Written task a:
In the records, rewrite everything from the start through the line containing "word-problem [76,685,372,760]", inclusive, replacing "choice-letter" with "option-letter" and leaving all else unchanged.

Document extract:

⟨

US-20260127431-A1 - AUTOREGRESSIVELY GENERATING SEQUENCES OF DATA ELEMENTS DEFINING ACTIONS TO BE PERFORMED BY AN AGENT

US20260127431A1US 20260127431 A1US20260127431 A1US 20260127431A1US-20260127431-A1

Abstract

Methods, systems, and apparatus, including computer programs encoded on a computer storage medium, for selecting actions to be performed by an agent to interact with an environment using an action selection neural network. In one aspect, a method comprises, at each time step in a sequence of time steps: generating a current representation of a state of a task being performed by the agent in the environment as of the current time step as a sequence of data elements; autoregressively generating a sequence of data elements representing a current action to be performed by the agent at the current time step; and after autoregressively generating the sequence of data elements representing the current action, causing the agent to perform the current action at the current time step.

Inventors

Scott Ellison Reed
Sergio Gomez
Ashley Deloris Edwards
Jacob Bruce
Gabriel Barth-Maron
Konrad ZOLNA
Emilio Parisotto
Tom Erez
Alexander Novikov
Jack William Rae
Misha Man Ray Denil
Joao Ferdinando Gomes de Freitas
Oriol Vinyals

Assignees

GDM HOLDING LLC

Dates

Publication Date: 20260507
Application Date: 20251118

Claims (20)

1 .- 26 . (canceled)
27 . A method performed by one or more computers for selecting actions to be performed by an agent to interact with an environment using an action selection neural network, the method comprising: receiving a prompt defining a task to be performed by the agent; initializing a current representation of a state of the task to be performed by the agent as a sequence of data elements based on the prompt; and at each time step in a sequence of time steps: autoregressively generating a sequence of data elements representing a current action to be performed by the agent at the current time step, comprising, for each position starting from a first position in the sequence of data elements representing the current action: processing the current representation of the state of the task using the action selection neural network to generate a score distribution over a set of possible data elements; selecting a data element for the position in the sequence of data elements representing the current action in accordance with the score distribution; and updating the current representation of the state of the task by concatenating the selected data element for the position to the current representation of the state of the task; and after autoregressively generating the sequence of data elements representing the current action, causing the agent to perform the current action at the current time step.

⟩

Records of where elements appear:
⟨

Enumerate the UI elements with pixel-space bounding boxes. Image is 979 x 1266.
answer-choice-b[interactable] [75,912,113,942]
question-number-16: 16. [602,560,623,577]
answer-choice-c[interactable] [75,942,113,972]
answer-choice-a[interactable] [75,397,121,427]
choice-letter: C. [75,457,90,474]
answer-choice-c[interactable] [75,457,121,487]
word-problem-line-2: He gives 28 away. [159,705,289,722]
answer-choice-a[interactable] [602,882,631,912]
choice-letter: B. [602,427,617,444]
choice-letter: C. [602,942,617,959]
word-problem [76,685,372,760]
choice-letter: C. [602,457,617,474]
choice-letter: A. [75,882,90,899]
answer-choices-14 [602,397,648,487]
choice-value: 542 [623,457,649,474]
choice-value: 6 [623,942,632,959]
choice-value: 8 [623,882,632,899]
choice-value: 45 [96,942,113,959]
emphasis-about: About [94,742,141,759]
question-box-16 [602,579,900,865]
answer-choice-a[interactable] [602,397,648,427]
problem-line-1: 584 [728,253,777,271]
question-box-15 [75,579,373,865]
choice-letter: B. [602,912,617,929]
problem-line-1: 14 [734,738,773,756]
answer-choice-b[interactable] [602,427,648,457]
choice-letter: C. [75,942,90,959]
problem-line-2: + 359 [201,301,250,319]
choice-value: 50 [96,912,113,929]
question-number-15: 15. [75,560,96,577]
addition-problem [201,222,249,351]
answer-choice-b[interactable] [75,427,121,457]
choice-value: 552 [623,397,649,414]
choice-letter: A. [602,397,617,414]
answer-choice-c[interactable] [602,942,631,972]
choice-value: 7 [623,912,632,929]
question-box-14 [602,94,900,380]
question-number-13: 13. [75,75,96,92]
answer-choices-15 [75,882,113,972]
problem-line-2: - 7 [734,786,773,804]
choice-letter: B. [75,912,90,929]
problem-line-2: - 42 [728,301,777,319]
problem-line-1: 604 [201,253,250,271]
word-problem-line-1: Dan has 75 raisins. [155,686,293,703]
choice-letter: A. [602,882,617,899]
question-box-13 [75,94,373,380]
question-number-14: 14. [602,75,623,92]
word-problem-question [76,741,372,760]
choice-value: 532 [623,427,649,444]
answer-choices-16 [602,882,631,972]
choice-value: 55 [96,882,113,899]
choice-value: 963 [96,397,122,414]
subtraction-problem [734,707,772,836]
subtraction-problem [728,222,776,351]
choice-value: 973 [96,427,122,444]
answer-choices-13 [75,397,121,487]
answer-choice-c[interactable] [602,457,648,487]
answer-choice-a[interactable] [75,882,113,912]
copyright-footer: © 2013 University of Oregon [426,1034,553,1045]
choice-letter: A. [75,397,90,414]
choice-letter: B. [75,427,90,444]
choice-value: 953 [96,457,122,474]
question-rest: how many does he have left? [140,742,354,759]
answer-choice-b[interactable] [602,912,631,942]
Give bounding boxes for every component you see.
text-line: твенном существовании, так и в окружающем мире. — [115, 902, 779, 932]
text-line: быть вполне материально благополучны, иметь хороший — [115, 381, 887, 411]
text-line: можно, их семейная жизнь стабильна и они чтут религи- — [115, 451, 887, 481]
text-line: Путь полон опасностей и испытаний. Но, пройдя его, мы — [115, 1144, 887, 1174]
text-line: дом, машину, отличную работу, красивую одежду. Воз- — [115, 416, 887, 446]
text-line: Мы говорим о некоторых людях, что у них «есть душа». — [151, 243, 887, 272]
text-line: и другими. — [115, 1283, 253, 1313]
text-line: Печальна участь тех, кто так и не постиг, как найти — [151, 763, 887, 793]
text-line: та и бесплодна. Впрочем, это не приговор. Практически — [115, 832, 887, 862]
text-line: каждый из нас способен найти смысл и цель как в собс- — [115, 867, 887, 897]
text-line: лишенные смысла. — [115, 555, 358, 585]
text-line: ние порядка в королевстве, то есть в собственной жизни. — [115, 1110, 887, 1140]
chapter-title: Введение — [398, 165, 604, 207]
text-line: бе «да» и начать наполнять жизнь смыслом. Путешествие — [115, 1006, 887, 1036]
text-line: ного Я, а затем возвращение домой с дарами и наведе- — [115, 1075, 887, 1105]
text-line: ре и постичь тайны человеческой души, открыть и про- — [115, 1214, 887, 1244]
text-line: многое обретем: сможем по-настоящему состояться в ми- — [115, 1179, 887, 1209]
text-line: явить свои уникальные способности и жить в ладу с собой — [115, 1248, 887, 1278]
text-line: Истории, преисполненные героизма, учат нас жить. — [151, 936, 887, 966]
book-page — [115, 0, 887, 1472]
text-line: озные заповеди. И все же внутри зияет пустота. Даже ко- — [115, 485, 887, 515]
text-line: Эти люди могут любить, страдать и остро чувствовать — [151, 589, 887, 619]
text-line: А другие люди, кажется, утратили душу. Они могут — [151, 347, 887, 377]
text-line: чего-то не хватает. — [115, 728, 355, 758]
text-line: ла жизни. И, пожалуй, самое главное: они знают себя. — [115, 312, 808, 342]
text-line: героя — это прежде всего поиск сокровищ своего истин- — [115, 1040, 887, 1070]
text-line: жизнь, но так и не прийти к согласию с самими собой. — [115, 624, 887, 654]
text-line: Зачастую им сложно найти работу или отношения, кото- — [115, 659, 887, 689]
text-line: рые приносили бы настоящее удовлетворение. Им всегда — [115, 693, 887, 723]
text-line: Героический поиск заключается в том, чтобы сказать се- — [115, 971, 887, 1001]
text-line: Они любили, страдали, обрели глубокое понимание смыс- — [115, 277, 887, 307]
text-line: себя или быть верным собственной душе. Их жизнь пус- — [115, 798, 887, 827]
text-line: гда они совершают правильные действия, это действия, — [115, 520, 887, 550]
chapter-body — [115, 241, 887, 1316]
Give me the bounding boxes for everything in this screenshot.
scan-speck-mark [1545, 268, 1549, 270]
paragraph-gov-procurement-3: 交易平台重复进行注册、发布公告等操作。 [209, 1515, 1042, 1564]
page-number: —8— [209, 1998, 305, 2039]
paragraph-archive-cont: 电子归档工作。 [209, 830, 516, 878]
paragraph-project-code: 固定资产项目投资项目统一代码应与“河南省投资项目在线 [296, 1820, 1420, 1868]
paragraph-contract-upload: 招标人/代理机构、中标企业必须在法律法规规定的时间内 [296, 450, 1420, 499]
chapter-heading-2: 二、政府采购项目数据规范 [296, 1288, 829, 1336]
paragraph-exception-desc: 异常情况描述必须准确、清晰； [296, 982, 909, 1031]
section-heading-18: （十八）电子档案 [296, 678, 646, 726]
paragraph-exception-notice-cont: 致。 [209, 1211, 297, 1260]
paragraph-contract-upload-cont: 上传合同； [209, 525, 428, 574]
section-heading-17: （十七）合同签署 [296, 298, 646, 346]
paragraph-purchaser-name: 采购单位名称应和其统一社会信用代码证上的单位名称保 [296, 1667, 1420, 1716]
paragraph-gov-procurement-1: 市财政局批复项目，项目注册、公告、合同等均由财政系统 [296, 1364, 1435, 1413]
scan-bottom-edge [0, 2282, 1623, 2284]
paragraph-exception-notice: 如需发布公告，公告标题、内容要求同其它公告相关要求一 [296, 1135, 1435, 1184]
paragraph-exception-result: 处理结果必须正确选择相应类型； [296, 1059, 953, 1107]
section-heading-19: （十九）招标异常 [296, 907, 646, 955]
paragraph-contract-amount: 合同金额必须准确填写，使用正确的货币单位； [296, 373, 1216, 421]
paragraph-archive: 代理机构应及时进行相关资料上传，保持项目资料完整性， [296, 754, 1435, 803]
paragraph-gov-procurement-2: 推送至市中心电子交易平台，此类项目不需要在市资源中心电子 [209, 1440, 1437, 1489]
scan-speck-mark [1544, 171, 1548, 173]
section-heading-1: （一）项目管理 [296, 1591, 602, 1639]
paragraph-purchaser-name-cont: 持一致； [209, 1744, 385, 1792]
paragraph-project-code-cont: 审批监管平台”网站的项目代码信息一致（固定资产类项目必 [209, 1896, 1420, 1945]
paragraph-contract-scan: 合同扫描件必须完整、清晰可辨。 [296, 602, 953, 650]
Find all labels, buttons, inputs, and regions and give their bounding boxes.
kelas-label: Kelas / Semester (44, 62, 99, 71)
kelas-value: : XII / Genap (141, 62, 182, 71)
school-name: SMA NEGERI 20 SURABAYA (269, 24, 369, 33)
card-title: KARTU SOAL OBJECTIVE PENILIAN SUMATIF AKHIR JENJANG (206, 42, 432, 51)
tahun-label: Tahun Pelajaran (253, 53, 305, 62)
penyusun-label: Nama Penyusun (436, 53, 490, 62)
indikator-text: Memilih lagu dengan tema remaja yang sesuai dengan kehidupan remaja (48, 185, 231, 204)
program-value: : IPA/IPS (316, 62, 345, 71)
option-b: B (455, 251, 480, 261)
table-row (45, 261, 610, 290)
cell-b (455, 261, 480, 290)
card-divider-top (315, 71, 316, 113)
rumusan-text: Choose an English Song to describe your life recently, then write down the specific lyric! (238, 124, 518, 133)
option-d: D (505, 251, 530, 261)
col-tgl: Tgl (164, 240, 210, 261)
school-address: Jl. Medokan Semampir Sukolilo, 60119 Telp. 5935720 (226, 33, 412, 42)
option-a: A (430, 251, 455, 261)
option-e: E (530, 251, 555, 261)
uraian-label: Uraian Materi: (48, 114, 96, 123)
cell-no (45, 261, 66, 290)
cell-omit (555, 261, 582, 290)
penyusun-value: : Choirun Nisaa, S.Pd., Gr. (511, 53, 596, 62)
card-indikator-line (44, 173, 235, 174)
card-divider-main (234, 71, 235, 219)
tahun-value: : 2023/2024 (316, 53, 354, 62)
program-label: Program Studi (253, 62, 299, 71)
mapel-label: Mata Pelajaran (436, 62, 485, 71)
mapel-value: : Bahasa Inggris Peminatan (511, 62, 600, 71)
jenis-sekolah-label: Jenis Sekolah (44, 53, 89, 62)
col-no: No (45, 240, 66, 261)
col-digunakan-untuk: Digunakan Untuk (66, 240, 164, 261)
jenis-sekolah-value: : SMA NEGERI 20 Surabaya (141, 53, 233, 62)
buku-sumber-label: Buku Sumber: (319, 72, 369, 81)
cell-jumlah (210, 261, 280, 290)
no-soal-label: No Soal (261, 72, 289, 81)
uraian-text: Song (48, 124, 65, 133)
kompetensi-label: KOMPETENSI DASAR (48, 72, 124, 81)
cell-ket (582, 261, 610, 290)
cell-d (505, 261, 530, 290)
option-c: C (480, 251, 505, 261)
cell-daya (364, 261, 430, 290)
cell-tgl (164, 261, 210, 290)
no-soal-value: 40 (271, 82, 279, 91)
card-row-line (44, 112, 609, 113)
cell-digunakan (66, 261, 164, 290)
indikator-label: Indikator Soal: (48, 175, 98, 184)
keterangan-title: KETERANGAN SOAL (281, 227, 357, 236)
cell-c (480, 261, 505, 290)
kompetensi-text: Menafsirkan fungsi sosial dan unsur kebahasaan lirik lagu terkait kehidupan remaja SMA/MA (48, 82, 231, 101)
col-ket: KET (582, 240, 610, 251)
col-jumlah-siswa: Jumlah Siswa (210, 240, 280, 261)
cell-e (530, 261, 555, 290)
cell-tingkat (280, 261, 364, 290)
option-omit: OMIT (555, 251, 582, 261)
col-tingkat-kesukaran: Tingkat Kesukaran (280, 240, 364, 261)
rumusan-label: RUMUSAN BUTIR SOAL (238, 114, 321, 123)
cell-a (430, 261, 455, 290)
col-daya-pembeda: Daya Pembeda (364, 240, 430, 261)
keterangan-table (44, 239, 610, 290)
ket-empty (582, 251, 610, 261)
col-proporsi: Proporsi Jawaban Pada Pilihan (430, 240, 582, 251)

⟩

Written task b:
List the section headings in the patent text.

Correct response a:
Enumerate the UI elements with pixel-space bounding boxes. Image is 979 x 1266.
answer-choice-b[interactable] [75,912,113,942]
question-number-16: 16. [602,560,623,577]
answer-choice-c[interactable] [75,942,113,972]
answer-choice-a[interactable] [75,397,121,427]
option-letter: C. [75,457,90,474]
answer-choice-c[interactable] [75,457,121,487]
word-problem-line-2: He gives 28 away. [159,705,289,722]
answer-choice-a[interactable] [602,882,631,912]
option-letter: B. [602,427,617,444]
option-letter: C. [602,942,617,959]
word-problem [76,685,372,760]

Correct response b:
- Abstract
- Inventors
- Assignees
- Dates
- Claims (20)